---- Data provided
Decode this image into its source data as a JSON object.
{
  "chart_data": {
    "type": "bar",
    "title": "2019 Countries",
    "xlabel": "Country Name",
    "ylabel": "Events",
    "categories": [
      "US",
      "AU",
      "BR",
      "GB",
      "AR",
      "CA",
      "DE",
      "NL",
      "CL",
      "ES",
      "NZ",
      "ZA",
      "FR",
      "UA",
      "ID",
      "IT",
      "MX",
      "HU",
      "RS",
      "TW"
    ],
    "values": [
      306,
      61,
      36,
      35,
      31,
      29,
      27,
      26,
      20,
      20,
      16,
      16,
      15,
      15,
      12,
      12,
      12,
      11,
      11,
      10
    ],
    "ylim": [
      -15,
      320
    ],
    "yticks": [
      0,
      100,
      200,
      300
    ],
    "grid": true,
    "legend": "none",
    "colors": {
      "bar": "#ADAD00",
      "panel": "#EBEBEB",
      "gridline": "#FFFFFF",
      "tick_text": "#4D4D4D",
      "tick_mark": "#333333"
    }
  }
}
--------
Using the exact wording, write out all of the records.

Decode this image into its source data as a JSON object.
{
  "chart_data": {
    "type": "bar",
    "title": "2019 Countries",
    "xlabel": "Country Name",
    "ylabel": "Events",
    "categories": [
      "US",
      "AU",
      "BR",
      "GB",
      "AR",
      "CA",
      "DE",
      "NL",
      "CL",
      "ES",
      "NZ",
      "ZA",
      "FR",
      "UA",
      "ID",
      "IT",
      "MX",
      "HU",
      "RS",
      "TW"
    ],
    "values": [
      306,
      61,
      36,
      35,
      31,
      29,
      27,
      26,
      20,
      20,
      16,
      16,
      15,
      15,
      12,
      12,
      12,
      11,
      11,
      10
    ],
    "ylim": [
      -15,
      320
    ],
    "yticks": [
      0,
      100,
      200,
      300
    ],
    "grid": true,
    "legend": "none",
    "colors": {
      "bar": "#ADAD00",
      "panel": "#EBEBEB",
      "gridline": "#FFFFFF",
      "tick_text": "#4D4D4D",
      "tick_mark": "#333333"
    }
  }
}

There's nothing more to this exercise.